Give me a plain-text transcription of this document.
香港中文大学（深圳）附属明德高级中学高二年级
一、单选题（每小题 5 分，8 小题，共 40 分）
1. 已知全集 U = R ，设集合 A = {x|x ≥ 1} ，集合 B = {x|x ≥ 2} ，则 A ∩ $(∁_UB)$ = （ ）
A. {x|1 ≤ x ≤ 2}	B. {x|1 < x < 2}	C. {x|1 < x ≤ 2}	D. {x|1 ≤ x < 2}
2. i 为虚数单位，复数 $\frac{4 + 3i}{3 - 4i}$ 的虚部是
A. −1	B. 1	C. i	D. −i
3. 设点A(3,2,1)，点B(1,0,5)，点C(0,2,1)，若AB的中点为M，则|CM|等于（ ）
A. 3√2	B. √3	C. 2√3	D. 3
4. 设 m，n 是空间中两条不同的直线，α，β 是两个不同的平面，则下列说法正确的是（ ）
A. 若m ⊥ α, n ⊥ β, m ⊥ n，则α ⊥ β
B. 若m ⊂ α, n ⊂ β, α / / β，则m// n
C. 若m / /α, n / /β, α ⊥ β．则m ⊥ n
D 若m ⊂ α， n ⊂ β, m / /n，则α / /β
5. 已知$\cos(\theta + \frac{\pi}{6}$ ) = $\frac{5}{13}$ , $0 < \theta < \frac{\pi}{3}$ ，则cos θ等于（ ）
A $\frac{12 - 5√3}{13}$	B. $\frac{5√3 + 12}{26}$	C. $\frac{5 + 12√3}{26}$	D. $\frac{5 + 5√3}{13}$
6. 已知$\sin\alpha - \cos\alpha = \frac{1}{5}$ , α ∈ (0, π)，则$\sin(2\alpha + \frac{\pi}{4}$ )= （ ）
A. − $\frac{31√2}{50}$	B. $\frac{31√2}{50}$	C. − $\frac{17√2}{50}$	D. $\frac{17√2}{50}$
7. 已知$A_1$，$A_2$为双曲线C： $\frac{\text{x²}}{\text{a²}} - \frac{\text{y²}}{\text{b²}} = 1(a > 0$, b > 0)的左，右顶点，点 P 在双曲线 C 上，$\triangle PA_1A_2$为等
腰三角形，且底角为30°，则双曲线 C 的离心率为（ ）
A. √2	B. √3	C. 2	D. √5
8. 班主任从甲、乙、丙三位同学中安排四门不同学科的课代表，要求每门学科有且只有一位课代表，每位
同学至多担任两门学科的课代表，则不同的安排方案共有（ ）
--*--
**EXERCISE**
Go over the data above and copy every line that has the word "text" in it.

**TASK OUTPUT**
Give me a plain-text transcription of this document.
7. 已知$A_1$，$A_2$为双曲线C： $\frac{\text{x²}}{\text{a²}} - \frac{\text{y²}}{\text{b²}} = 1(a > 0$, b > 0)的左，右顶点，点 P 在双曲线 C 上，$\triangle PA_1A_2$为等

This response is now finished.